— start Given records —

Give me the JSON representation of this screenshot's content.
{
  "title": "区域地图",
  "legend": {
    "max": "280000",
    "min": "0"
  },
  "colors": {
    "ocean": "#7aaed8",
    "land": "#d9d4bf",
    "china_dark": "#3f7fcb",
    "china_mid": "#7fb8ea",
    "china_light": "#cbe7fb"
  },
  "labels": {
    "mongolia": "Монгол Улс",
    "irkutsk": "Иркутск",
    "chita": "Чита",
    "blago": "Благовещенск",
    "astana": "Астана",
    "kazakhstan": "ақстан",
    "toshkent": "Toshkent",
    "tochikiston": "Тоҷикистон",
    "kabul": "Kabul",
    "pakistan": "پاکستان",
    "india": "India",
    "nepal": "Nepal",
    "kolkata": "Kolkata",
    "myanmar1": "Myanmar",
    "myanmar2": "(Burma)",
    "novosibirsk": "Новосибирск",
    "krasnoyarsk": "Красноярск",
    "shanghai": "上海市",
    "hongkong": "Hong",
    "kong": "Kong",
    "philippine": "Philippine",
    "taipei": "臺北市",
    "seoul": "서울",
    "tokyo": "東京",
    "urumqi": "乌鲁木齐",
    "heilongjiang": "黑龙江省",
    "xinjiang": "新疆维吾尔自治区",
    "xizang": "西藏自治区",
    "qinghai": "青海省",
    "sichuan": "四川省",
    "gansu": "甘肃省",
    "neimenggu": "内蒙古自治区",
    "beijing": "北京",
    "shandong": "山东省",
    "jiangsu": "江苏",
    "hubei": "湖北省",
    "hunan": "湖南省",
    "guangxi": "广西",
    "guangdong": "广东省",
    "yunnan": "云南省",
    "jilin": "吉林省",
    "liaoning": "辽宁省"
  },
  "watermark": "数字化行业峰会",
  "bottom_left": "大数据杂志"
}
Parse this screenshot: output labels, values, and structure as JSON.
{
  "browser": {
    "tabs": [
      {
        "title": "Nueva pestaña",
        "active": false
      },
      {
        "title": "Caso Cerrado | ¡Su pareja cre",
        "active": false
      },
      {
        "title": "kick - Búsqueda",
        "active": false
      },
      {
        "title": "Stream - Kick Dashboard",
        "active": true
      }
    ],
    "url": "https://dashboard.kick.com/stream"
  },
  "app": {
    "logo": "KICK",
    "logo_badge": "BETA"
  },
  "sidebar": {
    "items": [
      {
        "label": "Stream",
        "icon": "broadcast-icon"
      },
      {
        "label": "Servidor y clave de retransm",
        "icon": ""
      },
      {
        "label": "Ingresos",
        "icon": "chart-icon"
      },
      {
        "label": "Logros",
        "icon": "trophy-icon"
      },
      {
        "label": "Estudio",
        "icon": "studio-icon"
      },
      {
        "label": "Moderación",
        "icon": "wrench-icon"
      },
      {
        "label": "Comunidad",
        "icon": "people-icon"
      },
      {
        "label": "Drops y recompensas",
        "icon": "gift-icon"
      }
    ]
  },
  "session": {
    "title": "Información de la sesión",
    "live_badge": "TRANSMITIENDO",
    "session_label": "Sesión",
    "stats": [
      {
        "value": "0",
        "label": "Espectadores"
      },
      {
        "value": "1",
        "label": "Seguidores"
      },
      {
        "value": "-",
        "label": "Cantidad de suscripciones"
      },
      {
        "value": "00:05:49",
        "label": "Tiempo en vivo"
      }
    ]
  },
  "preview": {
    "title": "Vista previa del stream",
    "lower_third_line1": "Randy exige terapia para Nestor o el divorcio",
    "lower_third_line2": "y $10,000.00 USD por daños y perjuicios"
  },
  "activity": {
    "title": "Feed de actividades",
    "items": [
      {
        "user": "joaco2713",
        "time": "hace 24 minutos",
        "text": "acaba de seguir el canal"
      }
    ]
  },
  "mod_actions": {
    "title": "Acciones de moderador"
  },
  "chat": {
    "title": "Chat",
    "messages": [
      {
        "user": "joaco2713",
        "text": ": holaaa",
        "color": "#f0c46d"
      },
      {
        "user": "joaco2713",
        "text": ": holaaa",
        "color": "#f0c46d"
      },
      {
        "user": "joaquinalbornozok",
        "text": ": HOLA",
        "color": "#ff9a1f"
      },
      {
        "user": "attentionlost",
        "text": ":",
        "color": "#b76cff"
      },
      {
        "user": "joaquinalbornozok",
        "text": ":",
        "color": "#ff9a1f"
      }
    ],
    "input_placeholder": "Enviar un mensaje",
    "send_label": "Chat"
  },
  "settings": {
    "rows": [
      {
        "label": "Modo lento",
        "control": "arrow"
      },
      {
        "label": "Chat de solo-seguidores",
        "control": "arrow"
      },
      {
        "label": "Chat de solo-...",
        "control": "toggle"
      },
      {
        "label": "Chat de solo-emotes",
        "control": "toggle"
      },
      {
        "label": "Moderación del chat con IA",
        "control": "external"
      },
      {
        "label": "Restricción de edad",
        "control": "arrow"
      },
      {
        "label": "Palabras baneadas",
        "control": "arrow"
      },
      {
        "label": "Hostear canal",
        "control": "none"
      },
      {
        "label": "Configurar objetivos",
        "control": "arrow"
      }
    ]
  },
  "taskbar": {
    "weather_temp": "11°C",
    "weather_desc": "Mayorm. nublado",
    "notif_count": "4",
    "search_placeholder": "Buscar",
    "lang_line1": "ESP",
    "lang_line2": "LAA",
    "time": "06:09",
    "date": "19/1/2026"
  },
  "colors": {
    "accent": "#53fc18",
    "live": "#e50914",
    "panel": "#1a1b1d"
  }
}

— end Given records —
— start Given records —

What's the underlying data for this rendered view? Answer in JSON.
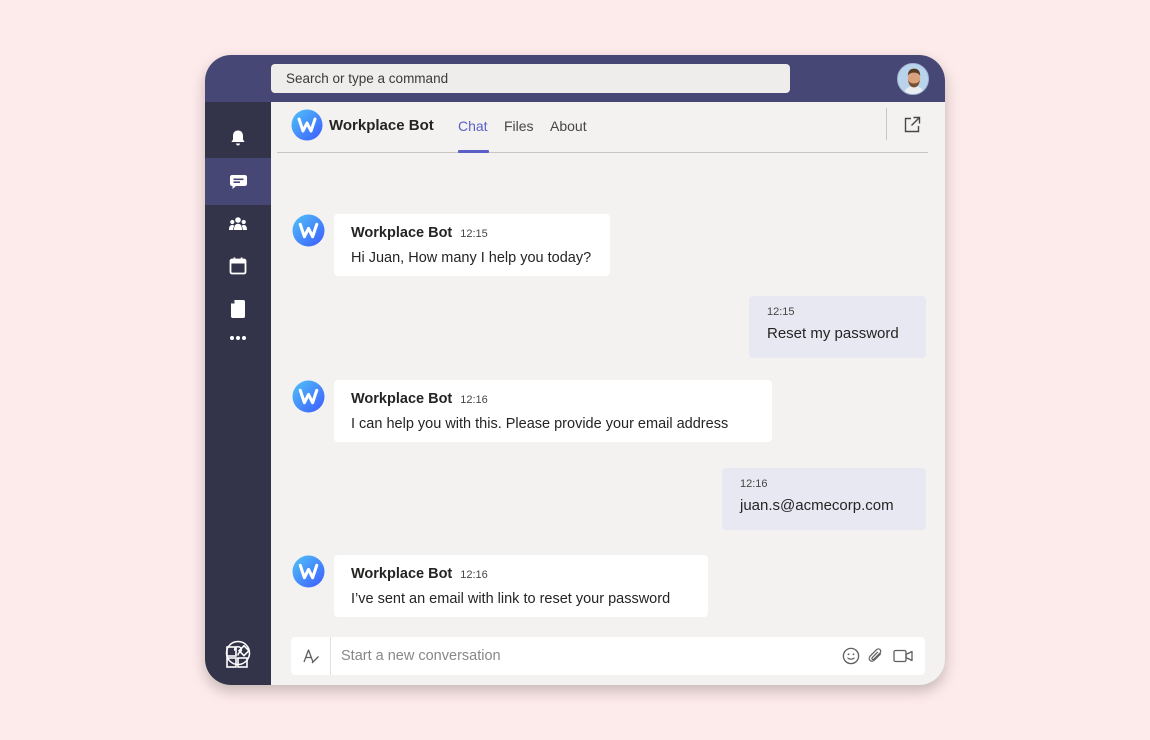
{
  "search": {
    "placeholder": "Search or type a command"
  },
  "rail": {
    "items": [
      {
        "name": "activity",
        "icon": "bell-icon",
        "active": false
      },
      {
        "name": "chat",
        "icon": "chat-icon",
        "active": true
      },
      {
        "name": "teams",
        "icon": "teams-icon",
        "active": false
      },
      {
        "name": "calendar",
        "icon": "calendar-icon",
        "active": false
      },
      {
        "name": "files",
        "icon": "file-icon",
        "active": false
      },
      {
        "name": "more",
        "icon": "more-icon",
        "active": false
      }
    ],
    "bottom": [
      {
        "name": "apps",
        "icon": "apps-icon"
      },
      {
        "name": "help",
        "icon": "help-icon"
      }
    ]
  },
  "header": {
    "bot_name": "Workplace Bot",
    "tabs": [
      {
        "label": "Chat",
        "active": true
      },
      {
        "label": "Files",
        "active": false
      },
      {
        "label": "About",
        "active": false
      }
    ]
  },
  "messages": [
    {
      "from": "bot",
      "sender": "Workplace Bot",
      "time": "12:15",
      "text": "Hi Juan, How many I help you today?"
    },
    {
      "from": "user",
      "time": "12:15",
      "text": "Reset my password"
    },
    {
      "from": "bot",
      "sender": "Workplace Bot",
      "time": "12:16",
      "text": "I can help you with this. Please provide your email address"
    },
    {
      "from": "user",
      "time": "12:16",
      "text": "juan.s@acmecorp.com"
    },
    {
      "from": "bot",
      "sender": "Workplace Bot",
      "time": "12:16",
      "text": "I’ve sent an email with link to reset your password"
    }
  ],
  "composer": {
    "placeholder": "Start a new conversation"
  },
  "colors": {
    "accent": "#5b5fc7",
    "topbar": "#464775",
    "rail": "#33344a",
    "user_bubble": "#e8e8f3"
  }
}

— end Given records —
— start Given records —

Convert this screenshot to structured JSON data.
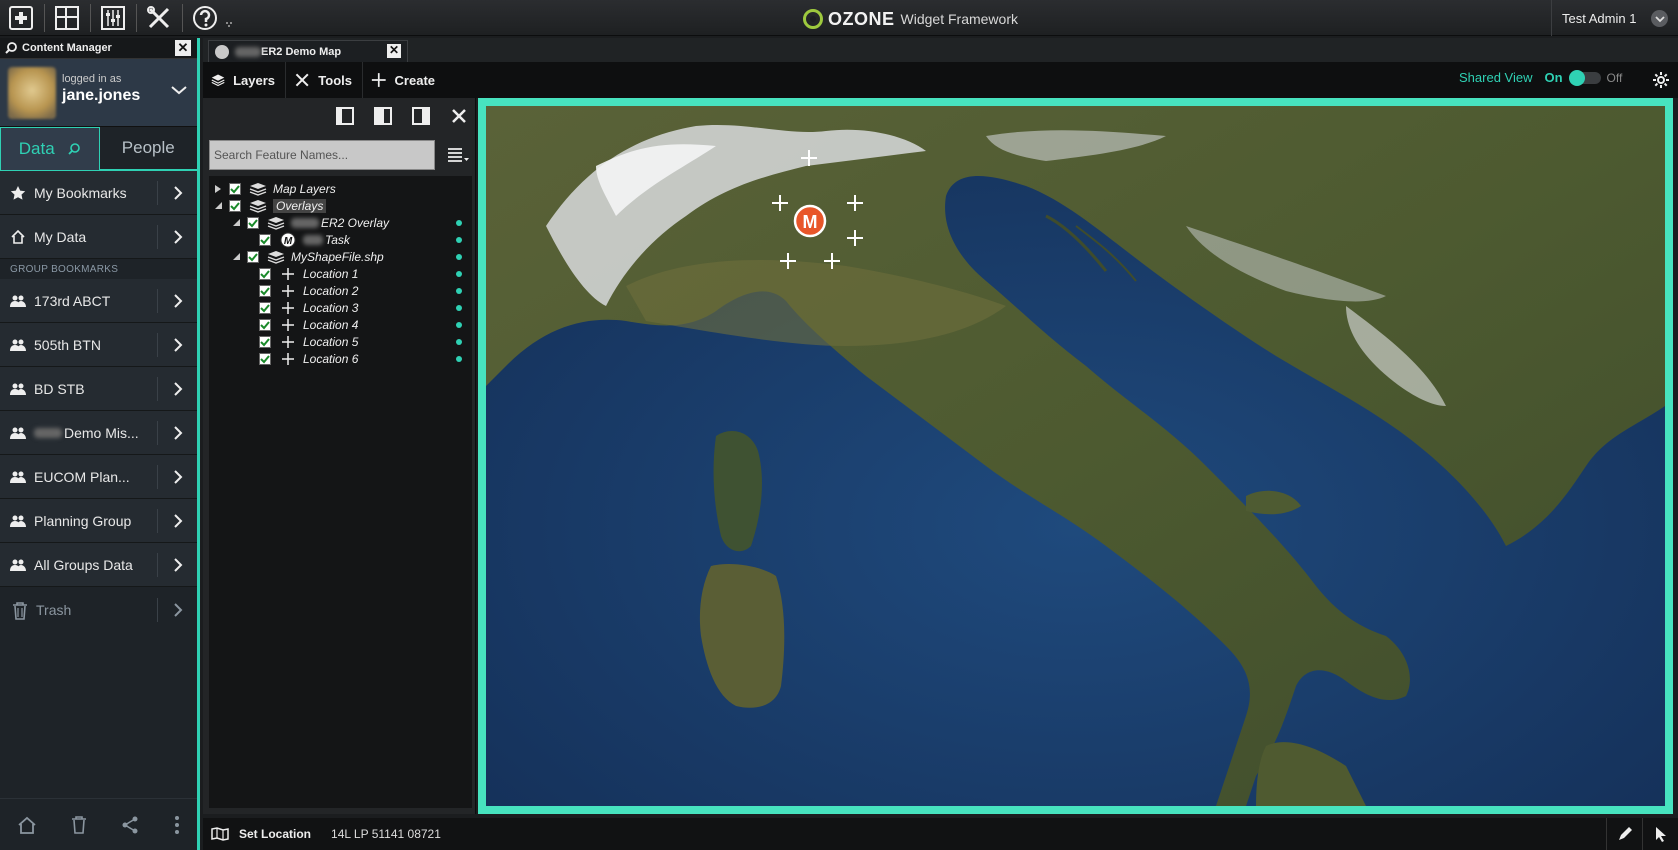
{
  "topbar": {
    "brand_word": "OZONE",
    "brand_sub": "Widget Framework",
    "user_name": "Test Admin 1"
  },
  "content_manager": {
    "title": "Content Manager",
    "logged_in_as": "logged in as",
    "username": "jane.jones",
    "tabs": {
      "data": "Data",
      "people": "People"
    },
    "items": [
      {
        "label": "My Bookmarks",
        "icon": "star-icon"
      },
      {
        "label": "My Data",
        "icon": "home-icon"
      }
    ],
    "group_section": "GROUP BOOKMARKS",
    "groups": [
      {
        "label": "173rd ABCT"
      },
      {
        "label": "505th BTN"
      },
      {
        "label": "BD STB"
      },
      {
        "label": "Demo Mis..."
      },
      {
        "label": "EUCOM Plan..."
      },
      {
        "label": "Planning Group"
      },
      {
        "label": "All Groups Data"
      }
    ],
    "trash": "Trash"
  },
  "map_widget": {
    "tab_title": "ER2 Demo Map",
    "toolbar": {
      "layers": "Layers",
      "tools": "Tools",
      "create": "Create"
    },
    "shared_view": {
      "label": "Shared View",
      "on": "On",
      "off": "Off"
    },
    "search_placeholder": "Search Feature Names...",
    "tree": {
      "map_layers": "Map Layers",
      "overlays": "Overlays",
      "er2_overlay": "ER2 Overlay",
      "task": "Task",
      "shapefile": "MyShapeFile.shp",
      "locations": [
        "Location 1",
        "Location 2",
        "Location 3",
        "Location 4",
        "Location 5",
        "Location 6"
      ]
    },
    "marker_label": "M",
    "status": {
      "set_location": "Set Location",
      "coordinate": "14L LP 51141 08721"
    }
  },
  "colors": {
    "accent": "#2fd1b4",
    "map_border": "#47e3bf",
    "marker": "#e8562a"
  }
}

— end Given records —

### Task
Search the data for the string "this". List each line that has it.

### Right answer
Give me the JSON representation of this screenshot's content.
Parse this screenshot: output labels, values, and structure as JSON.
What's the underlying data for this rendered view? Answer in JSON.
      "text": "I can help you with this. Please provide your email address"
Convert this screenshot to structured JSON data.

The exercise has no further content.